(Exercise prompt): Can you format the lines from the start of the records through the line with "x-tick-label: 100 <box>961 608 993 629</box>", that line included, as a Markdown table with a Row column numbering each line and a Line column holding its text, and skip any blank lines?

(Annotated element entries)

▼▼▼

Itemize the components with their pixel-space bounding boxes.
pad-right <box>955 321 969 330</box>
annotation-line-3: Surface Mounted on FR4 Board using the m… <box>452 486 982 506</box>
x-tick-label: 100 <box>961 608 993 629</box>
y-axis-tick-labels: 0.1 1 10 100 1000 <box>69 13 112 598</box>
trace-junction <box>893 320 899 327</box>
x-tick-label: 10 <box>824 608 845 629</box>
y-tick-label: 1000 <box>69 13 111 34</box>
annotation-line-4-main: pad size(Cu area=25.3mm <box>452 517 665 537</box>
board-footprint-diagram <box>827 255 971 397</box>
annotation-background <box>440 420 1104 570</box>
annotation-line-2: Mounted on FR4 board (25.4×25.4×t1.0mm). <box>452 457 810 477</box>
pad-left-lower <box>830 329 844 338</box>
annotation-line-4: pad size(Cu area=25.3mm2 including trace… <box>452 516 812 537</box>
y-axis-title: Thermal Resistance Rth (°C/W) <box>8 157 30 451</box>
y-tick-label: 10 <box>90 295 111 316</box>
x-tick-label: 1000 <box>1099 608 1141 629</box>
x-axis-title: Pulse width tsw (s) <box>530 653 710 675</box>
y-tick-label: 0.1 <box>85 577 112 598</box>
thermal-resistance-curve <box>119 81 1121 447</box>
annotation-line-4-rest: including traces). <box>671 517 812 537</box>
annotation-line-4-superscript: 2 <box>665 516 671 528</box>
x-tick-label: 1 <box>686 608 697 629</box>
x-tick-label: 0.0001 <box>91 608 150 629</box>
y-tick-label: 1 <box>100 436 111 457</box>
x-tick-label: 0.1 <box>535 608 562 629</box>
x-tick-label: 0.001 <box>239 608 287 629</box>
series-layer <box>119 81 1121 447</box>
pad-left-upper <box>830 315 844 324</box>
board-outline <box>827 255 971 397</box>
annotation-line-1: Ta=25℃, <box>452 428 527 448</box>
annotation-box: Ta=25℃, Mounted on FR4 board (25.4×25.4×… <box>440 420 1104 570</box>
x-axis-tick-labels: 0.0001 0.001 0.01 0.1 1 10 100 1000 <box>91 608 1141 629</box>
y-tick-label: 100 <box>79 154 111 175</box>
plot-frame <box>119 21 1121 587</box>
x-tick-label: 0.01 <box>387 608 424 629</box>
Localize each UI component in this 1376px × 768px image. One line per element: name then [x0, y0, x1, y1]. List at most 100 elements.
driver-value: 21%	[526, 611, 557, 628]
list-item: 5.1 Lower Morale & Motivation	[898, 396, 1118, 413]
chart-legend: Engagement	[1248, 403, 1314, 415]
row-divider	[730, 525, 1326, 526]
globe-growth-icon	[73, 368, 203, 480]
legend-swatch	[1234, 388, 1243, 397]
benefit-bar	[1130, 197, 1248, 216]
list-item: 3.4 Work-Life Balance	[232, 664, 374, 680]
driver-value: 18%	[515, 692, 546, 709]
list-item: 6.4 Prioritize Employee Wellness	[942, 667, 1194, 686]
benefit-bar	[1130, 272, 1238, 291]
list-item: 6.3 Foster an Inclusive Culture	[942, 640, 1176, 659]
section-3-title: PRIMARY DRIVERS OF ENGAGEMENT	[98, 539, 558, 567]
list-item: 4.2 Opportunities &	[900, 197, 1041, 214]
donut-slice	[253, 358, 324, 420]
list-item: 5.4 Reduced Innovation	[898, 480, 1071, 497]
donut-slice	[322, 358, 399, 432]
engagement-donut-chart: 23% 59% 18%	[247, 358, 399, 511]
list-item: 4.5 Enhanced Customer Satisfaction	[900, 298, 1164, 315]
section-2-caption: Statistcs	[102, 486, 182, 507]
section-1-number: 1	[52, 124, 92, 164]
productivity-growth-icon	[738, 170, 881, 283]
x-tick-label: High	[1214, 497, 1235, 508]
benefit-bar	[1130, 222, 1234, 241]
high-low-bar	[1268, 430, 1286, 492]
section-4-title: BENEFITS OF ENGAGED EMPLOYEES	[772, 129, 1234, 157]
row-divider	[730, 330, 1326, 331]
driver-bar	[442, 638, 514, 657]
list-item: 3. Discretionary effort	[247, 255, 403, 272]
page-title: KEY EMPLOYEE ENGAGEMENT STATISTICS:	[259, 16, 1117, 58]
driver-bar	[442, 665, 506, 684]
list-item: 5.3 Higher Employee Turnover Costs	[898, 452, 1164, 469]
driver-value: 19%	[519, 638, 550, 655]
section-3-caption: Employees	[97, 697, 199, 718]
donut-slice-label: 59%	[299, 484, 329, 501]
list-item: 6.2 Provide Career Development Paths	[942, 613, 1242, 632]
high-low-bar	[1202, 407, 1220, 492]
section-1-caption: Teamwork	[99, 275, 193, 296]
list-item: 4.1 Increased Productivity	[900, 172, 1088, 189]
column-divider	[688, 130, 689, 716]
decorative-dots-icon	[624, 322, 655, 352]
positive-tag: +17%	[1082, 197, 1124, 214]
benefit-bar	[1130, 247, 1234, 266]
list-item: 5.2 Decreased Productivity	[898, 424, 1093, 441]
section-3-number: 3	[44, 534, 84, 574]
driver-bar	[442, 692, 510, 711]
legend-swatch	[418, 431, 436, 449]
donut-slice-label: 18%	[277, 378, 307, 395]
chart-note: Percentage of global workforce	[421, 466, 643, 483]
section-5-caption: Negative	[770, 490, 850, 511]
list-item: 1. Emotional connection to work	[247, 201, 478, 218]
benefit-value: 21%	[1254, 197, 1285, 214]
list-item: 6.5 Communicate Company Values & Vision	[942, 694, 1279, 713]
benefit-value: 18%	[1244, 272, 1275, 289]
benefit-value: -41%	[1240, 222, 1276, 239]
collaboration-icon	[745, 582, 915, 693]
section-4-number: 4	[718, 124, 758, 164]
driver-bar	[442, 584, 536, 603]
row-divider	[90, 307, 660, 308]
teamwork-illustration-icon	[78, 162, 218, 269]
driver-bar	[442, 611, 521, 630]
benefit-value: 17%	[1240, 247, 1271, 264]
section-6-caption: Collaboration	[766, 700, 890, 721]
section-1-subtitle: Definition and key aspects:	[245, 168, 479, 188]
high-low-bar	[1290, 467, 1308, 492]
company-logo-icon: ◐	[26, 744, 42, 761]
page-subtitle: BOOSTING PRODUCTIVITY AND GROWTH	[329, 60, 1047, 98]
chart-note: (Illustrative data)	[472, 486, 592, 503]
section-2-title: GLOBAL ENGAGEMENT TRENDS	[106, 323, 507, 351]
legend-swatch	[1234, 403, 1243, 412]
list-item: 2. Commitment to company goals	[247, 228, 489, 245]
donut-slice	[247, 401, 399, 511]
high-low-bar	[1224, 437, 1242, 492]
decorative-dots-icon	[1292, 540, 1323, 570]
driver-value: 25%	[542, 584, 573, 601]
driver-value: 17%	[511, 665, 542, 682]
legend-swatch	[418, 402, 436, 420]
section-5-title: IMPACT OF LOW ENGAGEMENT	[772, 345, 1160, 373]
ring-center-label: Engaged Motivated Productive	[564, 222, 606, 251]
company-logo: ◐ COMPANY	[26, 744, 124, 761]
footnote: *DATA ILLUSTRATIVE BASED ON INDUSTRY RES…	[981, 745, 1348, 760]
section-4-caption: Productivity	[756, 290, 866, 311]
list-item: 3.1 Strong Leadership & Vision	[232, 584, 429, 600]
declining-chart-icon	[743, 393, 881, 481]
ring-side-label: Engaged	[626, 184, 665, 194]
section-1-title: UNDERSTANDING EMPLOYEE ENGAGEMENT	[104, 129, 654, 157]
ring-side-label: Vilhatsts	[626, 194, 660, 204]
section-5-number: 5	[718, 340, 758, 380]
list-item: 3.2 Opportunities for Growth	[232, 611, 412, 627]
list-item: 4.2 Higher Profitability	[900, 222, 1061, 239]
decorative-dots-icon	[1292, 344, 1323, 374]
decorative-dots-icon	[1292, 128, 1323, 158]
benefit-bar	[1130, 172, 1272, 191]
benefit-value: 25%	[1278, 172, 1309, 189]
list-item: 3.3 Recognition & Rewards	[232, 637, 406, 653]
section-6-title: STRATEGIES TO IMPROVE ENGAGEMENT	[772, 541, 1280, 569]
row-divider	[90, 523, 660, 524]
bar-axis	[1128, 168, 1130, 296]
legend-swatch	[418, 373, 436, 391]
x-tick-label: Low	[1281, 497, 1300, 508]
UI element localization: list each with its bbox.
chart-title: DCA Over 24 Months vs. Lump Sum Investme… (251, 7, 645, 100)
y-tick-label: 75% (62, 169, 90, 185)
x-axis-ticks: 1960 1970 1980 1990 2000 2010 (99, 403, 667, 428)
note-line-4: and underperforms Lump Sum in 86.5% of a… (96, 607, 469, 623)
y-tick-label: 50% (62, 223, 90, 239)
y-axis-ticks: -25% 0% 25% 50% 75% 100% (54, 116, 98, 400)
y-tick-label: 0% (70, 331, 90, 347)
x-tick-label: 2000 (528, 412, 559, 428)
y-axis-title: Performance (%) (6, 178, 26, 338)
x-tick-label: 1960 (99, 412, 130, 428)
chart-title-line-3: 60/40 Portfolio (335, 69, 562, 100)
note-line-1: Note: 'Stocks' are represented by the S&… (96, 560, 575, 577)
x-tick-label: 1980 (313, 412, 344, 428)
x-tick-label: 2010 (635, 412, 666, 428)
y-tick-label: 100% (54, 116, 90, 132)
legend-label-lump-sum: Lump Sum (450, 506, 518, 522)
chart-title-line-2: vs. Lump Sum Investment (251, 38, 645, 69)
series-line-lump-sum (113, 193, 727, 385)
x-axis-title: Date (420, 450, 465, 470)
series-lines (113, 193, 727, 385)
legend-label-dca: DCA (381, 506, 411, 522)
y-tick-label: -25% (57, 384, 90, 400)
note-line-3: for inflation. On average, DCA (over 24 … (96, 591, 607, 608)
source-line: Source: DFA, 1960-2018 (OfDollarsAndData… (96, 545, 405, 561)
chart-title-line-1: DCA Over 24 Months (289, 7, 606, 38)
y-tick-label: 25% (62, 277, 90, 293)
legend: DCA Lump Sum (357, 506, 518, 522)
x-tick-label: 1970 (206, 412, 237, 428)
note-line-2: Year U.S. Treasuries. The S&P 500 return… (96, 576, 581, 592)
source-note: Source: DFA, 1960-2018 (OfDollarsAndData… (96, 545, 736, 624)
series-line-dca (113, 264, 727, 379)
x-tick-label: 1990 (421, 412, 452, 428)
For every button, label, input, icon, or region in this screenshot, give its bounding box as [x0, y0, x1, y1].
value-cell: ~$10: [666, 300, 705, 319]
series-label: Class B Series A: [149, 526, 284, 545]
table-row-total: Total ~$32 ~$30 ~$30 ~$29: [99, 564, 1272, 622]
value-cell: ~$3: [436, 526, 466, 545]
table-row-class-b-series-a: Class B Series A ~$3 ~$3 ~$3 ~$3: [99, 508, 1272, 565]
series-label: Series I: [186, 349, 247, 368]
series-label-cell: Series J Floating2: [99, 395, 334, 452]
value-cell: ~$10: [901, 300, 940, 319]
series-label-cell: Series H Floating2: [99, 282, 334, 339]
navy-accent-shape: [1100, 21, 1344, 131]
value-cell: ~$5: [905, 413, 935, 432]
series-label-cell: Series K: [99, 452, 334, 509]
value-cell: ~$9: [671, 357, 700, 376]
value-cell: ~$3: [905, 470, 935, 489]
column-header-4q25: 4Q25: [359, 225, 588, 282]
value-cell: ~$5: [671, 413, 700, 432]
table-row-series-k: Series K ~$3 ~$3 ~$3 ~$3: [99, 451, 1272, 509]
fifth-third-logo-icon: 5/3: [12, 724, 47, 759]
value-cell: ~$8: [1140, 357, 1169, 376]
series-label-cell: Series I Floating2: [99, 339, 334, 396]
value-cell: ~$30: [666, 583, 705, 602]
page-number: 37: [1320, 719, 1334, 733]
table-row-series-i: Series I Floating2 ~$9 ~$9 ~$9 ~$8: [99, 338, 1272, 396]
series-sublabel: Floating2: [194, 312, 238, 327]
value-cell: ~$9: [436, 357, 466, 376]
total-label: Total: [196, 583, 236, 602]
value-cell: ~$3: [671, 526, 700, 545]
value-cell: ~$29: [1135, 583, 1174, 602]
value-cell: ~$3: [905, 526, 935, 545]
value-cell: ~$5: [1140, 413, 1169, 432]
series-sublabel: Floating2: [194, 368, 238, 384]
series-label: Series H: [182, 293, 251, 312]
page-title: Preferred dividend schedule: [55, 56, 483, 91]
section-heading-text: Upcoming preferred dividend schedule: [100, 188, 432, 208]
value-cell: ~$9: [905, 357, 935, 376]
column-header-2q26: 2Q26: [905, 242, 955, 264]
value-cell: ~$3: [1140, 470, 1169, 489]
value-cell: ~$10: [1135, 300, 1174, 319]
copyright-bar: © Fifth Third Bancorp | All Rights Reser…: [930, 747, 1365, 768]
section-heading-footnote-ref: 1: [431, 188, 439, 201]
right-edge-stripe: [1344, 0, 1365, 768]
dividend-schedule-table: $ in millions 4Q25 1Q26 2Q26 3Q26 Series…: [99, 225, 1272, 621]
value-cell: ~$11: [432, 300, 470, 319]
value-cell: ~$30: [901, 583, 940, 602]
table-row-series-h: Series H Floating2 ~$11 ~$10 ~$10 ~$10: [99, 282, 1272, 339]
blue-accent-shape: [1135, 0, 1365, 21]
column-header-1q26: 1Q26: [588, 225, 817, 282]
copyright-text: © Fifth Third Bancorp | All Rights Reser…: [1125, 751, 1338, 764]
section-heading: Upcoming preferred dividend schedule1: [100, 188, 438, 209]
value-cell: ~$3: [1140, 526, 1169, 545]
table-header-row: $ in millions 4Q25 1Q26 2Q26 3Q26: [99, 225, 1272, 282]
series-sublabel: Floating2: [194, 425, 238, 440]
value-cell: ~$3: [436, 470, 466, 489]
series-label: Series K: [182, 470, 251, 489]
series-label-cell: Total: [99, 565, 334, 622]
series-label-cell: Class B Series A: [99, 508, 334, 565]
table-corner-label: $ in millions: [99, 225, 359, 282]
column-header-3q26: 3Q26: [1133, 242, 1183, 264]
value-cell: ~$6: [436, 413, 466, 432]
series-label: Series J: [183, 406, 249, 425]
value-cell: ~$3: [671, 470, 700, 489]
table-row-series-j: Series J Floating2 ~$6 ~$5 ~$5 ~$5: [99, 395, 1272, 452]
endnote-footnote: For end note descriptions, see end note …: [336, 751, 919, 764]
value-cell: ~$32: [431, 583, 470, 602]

▲▲▲

(Result for this exercise):
| Row | Line |
|---|---|
| 1 | Itemize the components with their pixel-space bounding boxes. |
| 2 | pad-right <box>955 321 969 330</box> |
| 3 | annotation-line-3: Surface Mounted on FR4 Board using the m… <box>452 486 982 506</box> |
| 4 | x-tick-label: 100 <box>961 608 993 629</box> |